--- PROBLEM REQUIREMENTS ---
Go through the material and pull out every line with the string "ยญประชา" in it.

-- RECORDED INFORMATION start --

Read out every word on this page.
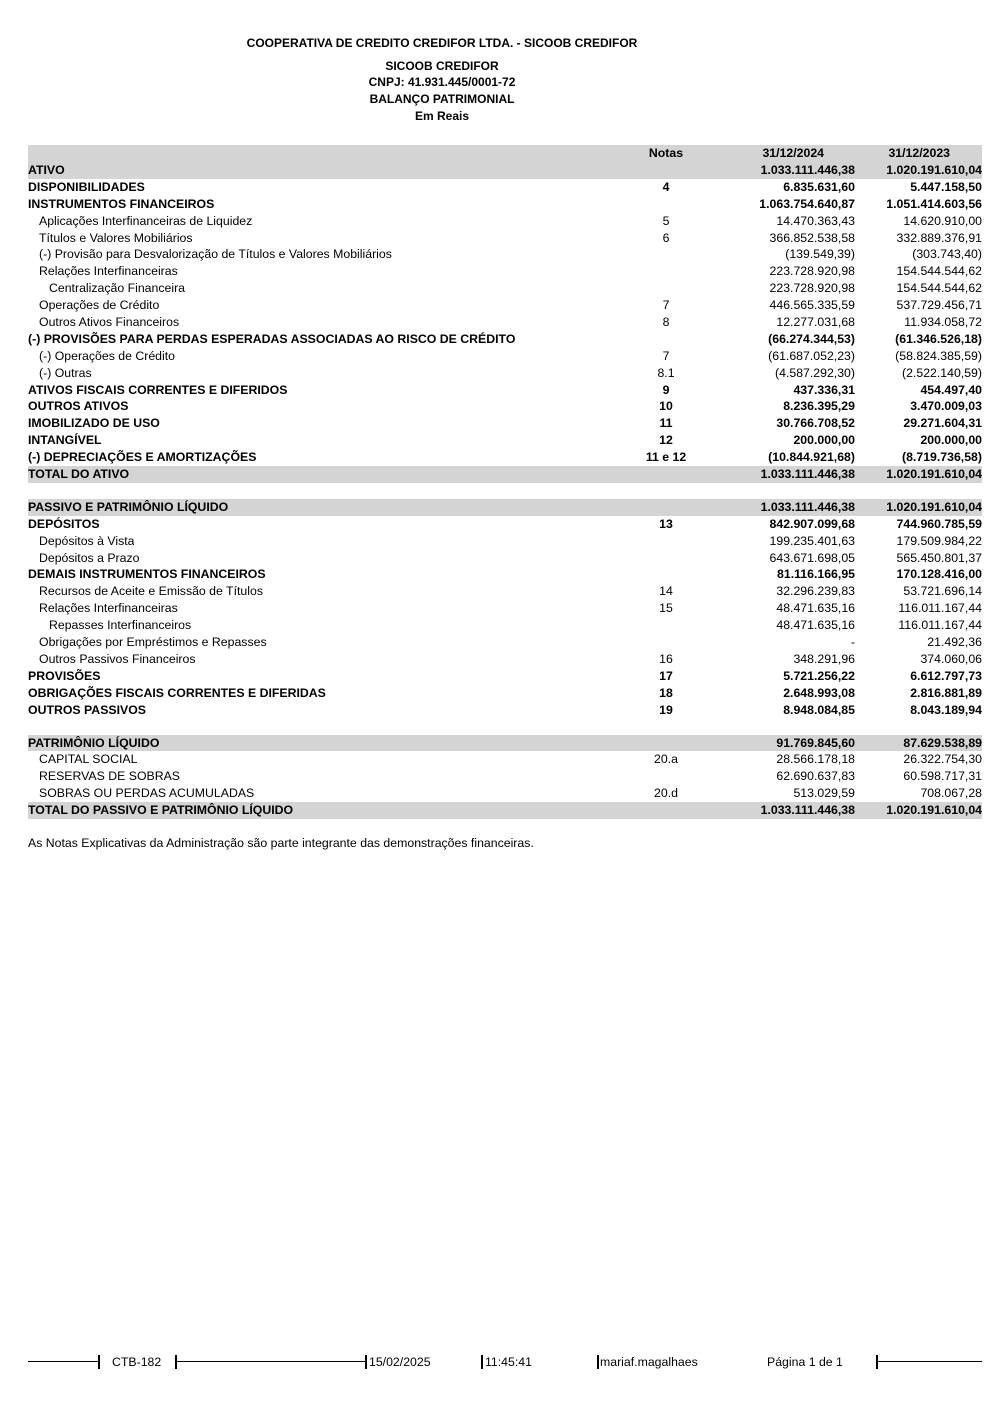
COOPERATIVA DE CREDITO CREDIFOR LTDA. - SICOOB CREDIFOR
SICOOB CREDIFOR
CNPJ: 41.931.445/0001-72
BALANÇO PATRIMONIAL
Em Reais
Notas	31/12/2024	31/12/2023
ATIVO	1.033.111.446,38	1.020.191.610,04
DISPONIBILIDADES	4	6.835.631,60	5.447.158,50
INSTRUMENTOS FINANCEIROS	1.063.754.640,87	1.051.414.603,56
Aplicações Interfinanceiras de Liquidez	5	14.470.363,43	14.620.910,00
Títulos e Valores Mobiliários	6	366.852.538,58	332.889.376,91
(-) Provisão para Desvalorização de Títulos e Valores Mobiliários	(139.549,39)	(303.743,40)
Relações Interfinanceiras	223.728.920,98	154.544.544,62
Centralização Financeira	223.728.920,98	154.544.544,62
Operações de Crédito	7	446.565.335,59	537.729.456,71
Outros Ativos Financeiros	8	12.277.031,68	11.934.058,72
(-) PROVISÕES PARA PERDAS ESPERADAS ASSOCIADAS AO RISCO DE CRÉDITO	(66.274.344,53)	(61.346.526,18)
(-) Operações de Crédito	7	(61.687.052,23)	(58.824.385,59)
(-) Outras	8.1	(4.587.292,30)	(2.522.140,59)
ATIVOS FISCAIS CORRENTES E DIFERIDOS	9	437.336,31	454.497,40
OUTROS ATIVOS	10	8.236.395,29	3.470.009,03
IMOBILIZADO DE USO	11	30.766.708,52	29.271.604,31
INTANGÍVEL	12	200.000,00	200.000,00
(-) DEPRECIAÇÕES E AMORTIZAÇÕES	11 e 12	(10.844.921,68)	(8.719.736,58)
TOTAL DO ATIVO	1.033.111.446,38	1.020.191.610,04
PASSIVO E PATRIMÔNIO LÍQUIDO	1.033.111.446,38	1.020.191.610,04
DEPÓSITOS	13	842.907.099,68	744.960.785,59
Depósitos à Vista	199.235.401,63	179.509.984,22
Depósitos a Prazo	643.671.698,05	565.450.801,37
DEMAIS INSTRUMENTOS FINANCEIROS	81.116.166,95	170.128.416,00
Recursos de Aceite e Emissão de Títulos	14	32.296.239,83	53.721.696,14
Relações Interfinanceiras	15	48.471.635,16	116.011.167,44
Repasses Interfinanceiros	48.471.635,16	116.011.167,44
Obrigações por Empréstimos e Repasses	-	21.492,36
Outros Passivos Financeiros	16	348.291,96	374.060,06
PROVISÕES	17	5.721.256,22	6.612.797,73
OBRIGAÇÕES FISCAIS CORRENTES E DIFERIDAS	18	2.648.993,08	2.816.881,89
OUTROS PASSIVOS	19	8.948.084,85	8.043.189,94
PATRIMÔNIO LÍQUIDO	91.769.845,60	87.629.538,89
CAPITAL SOCIAL	20.a	28.566.178,18	26.322.754,30
RESERVAS DE SOBRAS	62.690.637,83	60.598.717,31
SOBRAS OU PERDAS ACUMULADAS	20.d	513.029,59	708.067,28
TOTAL DO PASSIVO E PATRIMÔNIO LÍQUIDO	1.033.111.446,38	1.020.191.610,04
As Notas Explicativas da Administração são parte integrante das demonstrações financeiras.
CTB-182	15/02/2025	11:45:41	mariaf.magalhaes	Página 1 de 1
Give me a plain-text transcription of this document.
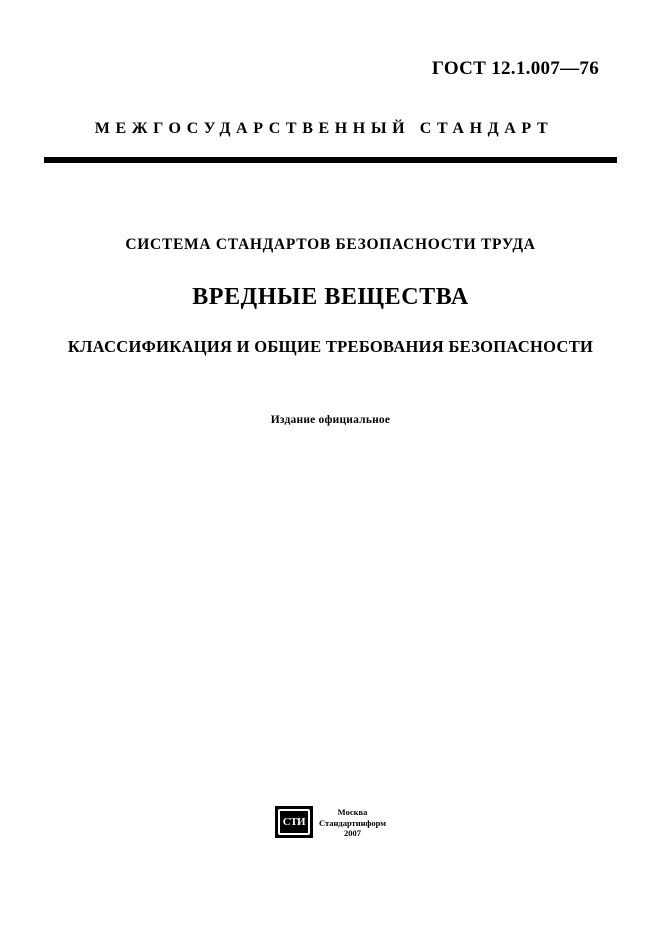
ГОСТ 12.1.007—76
МЕЖГОСУДАРСТВЕННЫЙ СТАНДАРТ
СИСТЕМА СТАНДАРТОВ БЕЗОПАСНОСТИ ТРУДА
ВРЕДНЫЕ ВЕЩЕСТВА
КЛАССИФИКАЦИЯ И ОБЩИЕ ТРЕБОВАНИЯ БЕЗОПАСНОСТИ
Издание официальное
СТИ
Москва
Стандартинформ
2007
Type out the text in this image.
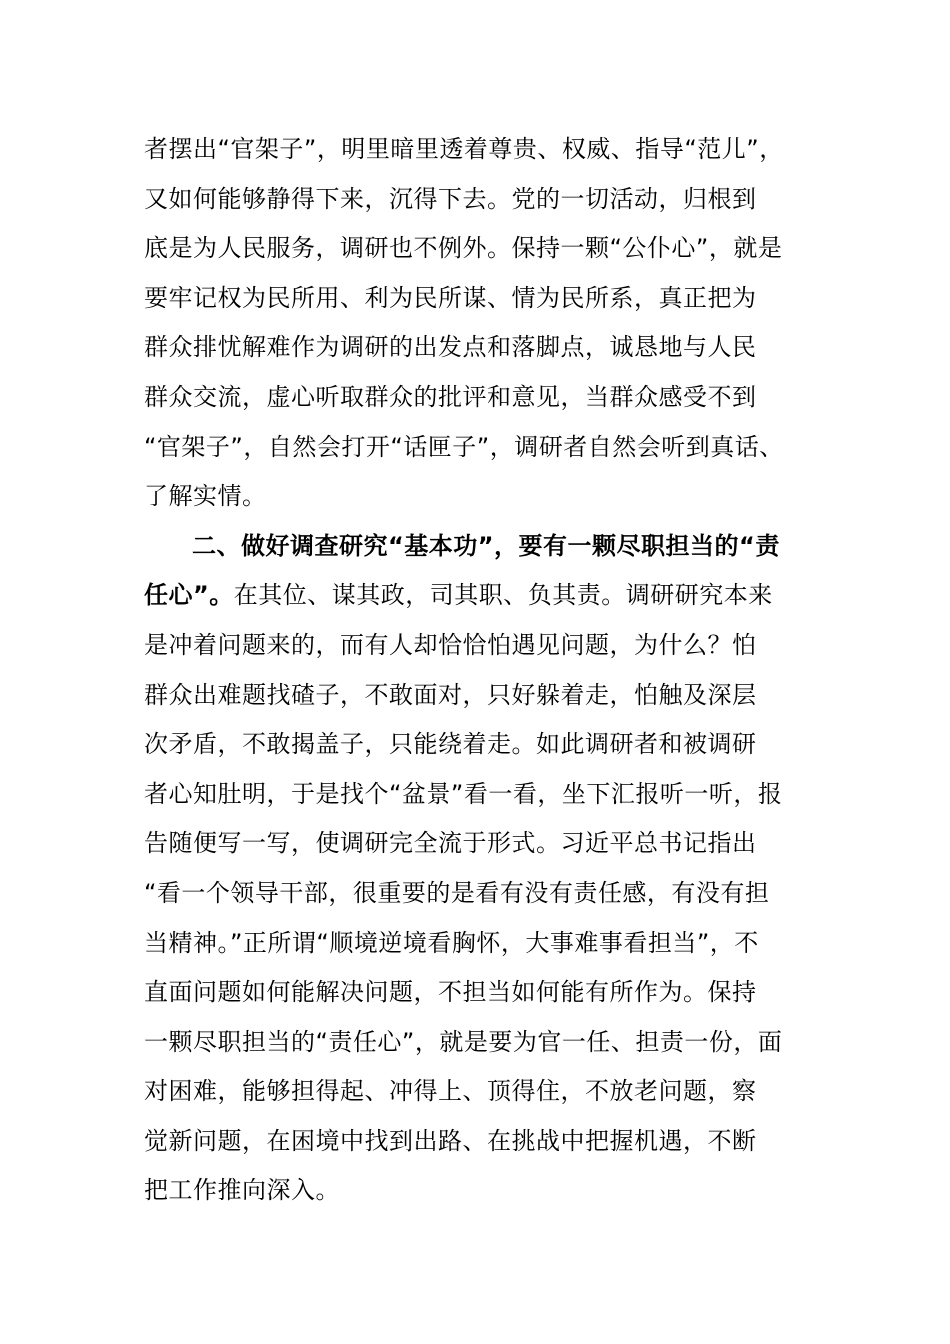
者摆出“官架子”，明里暗里透着尊贵、权威、指导“范儿”，
又如何能够静得下来，沉得下去。党的一切活动，归根到
底是为人民服务，调研也不例外。保持一颗“公仆心”，就是
要牢记权为民所用、利为民所谋、情为民所系，真正把为
群众排忧解难作为调研的出发点和落脚点，诚恳地与人民
群众交流，虚心听取群众的批评和意见，当群众感受不到
“官架子”，自然会打开“话匣子”，调研者自然会听到真话、
了解实情。
二、做好调查研究“基本功”，要有一颗尽职担当的“责
任心”。在其位、谋其政，司其职、负其责。调研研究本来
是冲着问题来的，而有人却恰恰怕遇见问题，为什么？怕
群众出难题找碴子，不敢面对，只好躲着走，怕触及深层
次矛盾，不敢揭盖子，只能绕着走。如此调研者和被调研
者心知肚明，于是找个“盆景”看一看，坐下汇报听一听，报
告随便写一写，使调研完全流于形式。习近平总书记指出
“看一个领导干部，很重要的是看有没有责任感，有没有担
当精神。”正所谓“顺境逆境看胸怀，大事难事看担当”，不
直面问题如何能解决问题，不担当如何能有所作为。保持
一颗尽职担当的“责任心”，就是要为官一任、担责一份，面
对困难，能够担得起、冲得上、顶得住，不放老问题，察
觉新问题，在困境中找到出路、在挑战中把握机遇，不断
把工作推向深入。
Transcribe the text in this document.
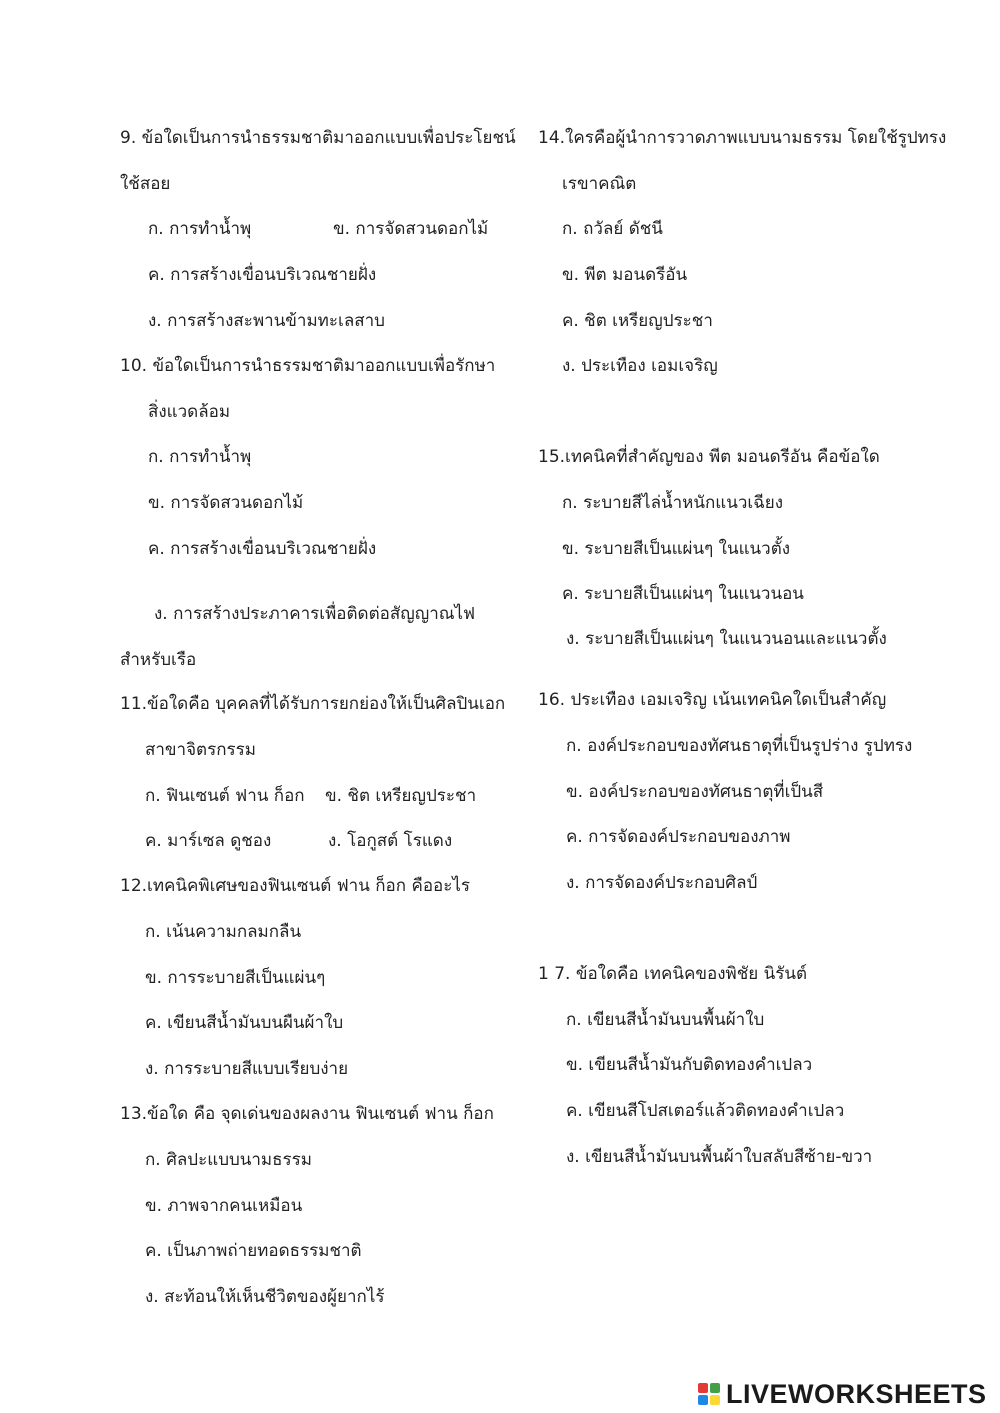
9. ข้อใดเป็นการนำธรรมชาติมาออกแบบเพื่อประโยชน์
ใช้สอย
ก. การทำน้ำพุ	ข. การจัดสวนดอกไม้
ค. การสร้างเขื่อนบริเวณชายฝั่ง
ง. การสร้างสะพานข้ามทะเลสาบ
10. ข้อใดเป็นการนำธรรมชาติมาออกแบบเพื่อรักษา
สิ่งแวดล้อม
ก. การทำน้ำพุ
ข. การจัดสวนดอกไม้
ค. การสร้างเขื่อนบริเวณชายฝั่ง
ง. การสร้างประภาคารเพื่อติดต่อสัญญาณไฟ
สำหรับเรือ
11.ข้อใดคือ บุคคลที่ได้รับการยกย่องให้เป็นศิลปินเอก
สาขาจิตรกรรม
ก. ฟินเซนต์ ฟาน ก็อก ข. ชิต เหรียญประชา
ค. มาร์เซล ดูชอง	ง. โอกูสต์ โรแดง
12.เทคนิคพิเศษของฟินเซนต์ ฟาน ก็อก คืออะไร
ก. เน้นความกลมกลืน
ข. การระบายสีเป็นแผ่นๆ
ค. เขียนสีน้ำมันบนผืนผ้าใบ
ง. การระบายสีแบบเรียบง่าย
13.ข้อใด คือ จุดเด่นของผลงาน ฟินเซนต์ ฟาน ก็อก
ก. ศิลปะแบบนามธรรม
ข. ภาพจากคนเหมือน
ค. เป็นภาพถ่ายทอดธรรมชาติ
ง. สะท้อนให้เห็นชีวิตของผู้ยากไร้
14.ใครคือผู้นำการวาดภาพแบบนามธรรม โดยใช้รูปทรง
เรขาคณิต
ก. ถวัลย์ ดัชนี
ข. พีต มอนดรีอัน
ค. ชิต เหรียญประชา
ง. ประเทือง เอมเจริญ
15.เทคนิคที่สำคัญของ พีต มอนดรีอัน คือข้อใด
ก. ระบายสีไล่น้ำหนักแนวเฉียง
ข. ระบายสีเป็นแผ่นๆ ในแนวตั้ง
ค. ระบายสีเป็นแผ่นๆ ในแนวนอน
ง. ระบายสีเป็นแผ่นๆ ในแนวนอนและแนวตั้ง
16. ประเทือง เอมเจริญ เน้นเทคนิคใดเป็นสำคัญ
ก. องค์ประกอบของทัศนธาตุที่เป็นรูปร่าง รูปทรง
ข. องค์ประกอบของทัศนธาตุที่เป็นสี
ค. การจัดองค์ประกอบของภาพ
ง. การจัดองค์ประกอบศิลป์
1 7. ข้อใดคือ เทคนิคของพิชัย นิรันต์
ก. เขียนสีน้ำมันบนพื้นผ้าใบ
ข. เขียนสีน้ำมันกับติดทองคำเปลว
ค. เขียนสีโปสเตอร์แล้วติดทองคำเปลว
ง. เขียนสีน้ำมันบนพื้นผ้าใบสลับสีซ้าย-ขวา
LIVEWORKSHEETS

-- RECORDED INFORMATION end --

--- FULL ANSWER ---
ก. ฟินเซนต์ ฟาน ก็อก ข. ชิต เหรียญประชา
ค. ชิต เหรียญประชา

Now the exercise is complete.